→ Your objective: Reproduce every entry that follows word for word, but omit the images.

[Dataset items]
>> begin
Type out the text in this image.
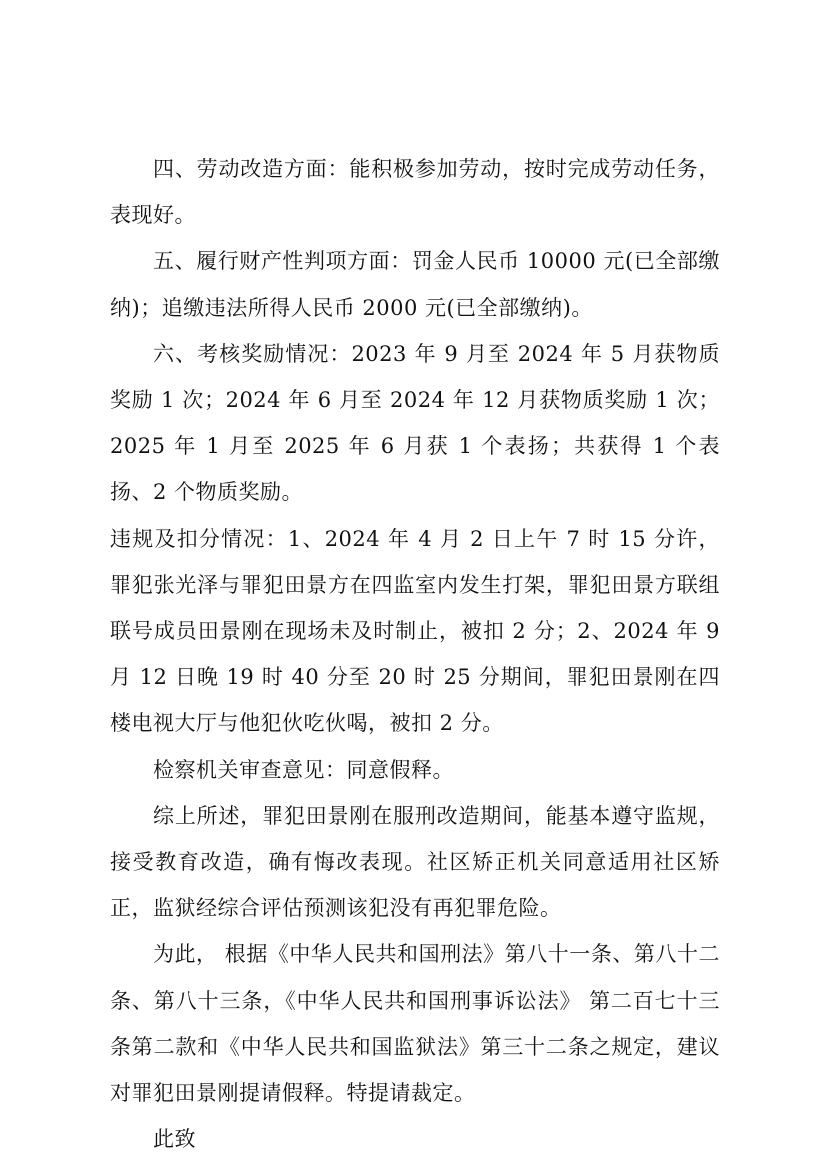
四、劳动改造方面：能积极参加劳动，按时完成劳动任务，表现好。

五、履行财产性判项方面：罚金人民币 10000 元(已全部缴纳)；追缴违法所得人民币 2000 元(已全部缴纳)。

六、考核奖励情况：2023 年 9 月至 2024 年 5 月获物质奖励 1 次；2024 年 6 月至 2024 年 12 月获物质奖励 1 次；2025 年 1 月至 2025 年 6 月获 1 个表扬；共获得 1 个表扬、2 个物质奖励。

违规及扣分情况：1、2024 年 4 月 2 日上午 7 时 15 分许，罪犯张光泽与罪犯田景方在四监室内发生打架，罪犯田景方联组联号成员田景刚在现场未及时制止，被扣 2 分；2、2024 年 9 月 12 日晚 19 时 40 分至 20 时 25 分期间，罪犯田景刚在四楼电视大厅与他犯伙吃伙喝，被扣 2 分。

检察机关审查意见：同意假释。

综上所述，罪犯田景刚在服刑改造期间，能基本遵守监规，接受教育改造，确有悔改表现。社区矫正机关同意适用社区矫正，监狱经综合评估预测该犯没有再犯罪危险。

为此， 根据《中华人民共和国刑法》第八十一条、第八十二条、第八十三条，《中华人民共和国刑事诉讼法》 第二百七十三条第二款和《中华人民共和国监狱法》第三十二条之规定，建议对罪犯田景刚提请假释。特提请裁定。

此致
>> end
→ Result:
Type out the text in this image.
四、劳动改造方面：能积极参加劳动，按时完成劳动任务，表现好。

五、履行财产性判项方面：罚金人民币 10000 元(已全部缴纳)；追缴违法所得人民币 2000 元(已全部缴纳)。

六、考核奖励情况：2023 年 9 月至 2024 年 5 月获物质奖励 1 次；2024 年 6 月至 2024 年 12 月获物质奖励 1 次；2025 年 1 月至 2025 年 6 月获 1 个表扬；共获得 1 个表扬、2 个物质奖励。

违规及扣分情况：1、2024 年 4 月 2 日上午 7 时 15 分许，罪犯张光泽与罪犯田景方在四监室内发生打架，罪犯田景方联组联号成员田景刚在现场未及时制止，被扣 2 分；2、2024 年 9 月 12 日晚 19 时 40 分至 20 时 25 分期间，罪犯田景刚在四楼电视大厅与他犯伙吃伙喝，被扣 2 分。

检察机关审查意见：同意假释。

综上所述，罪犯田景刚在服刑改造期间，能基本遵守监规，接受教育改造，确有悔改表现。社区矫正机关同意适用社区矫正，监狱经综合评估预测该犯没有再犯罪危险。

为此， 根据《中华人民共和国刑法》第八十一条、第八十二条、第八十三条，《中华人民共和国刑事诉讼法》 第二百七十三条第二款和《中华人民共和国监狱法》第三十二条之规定，建议对罪犯田景刚提请假释。特提请裁定。

此致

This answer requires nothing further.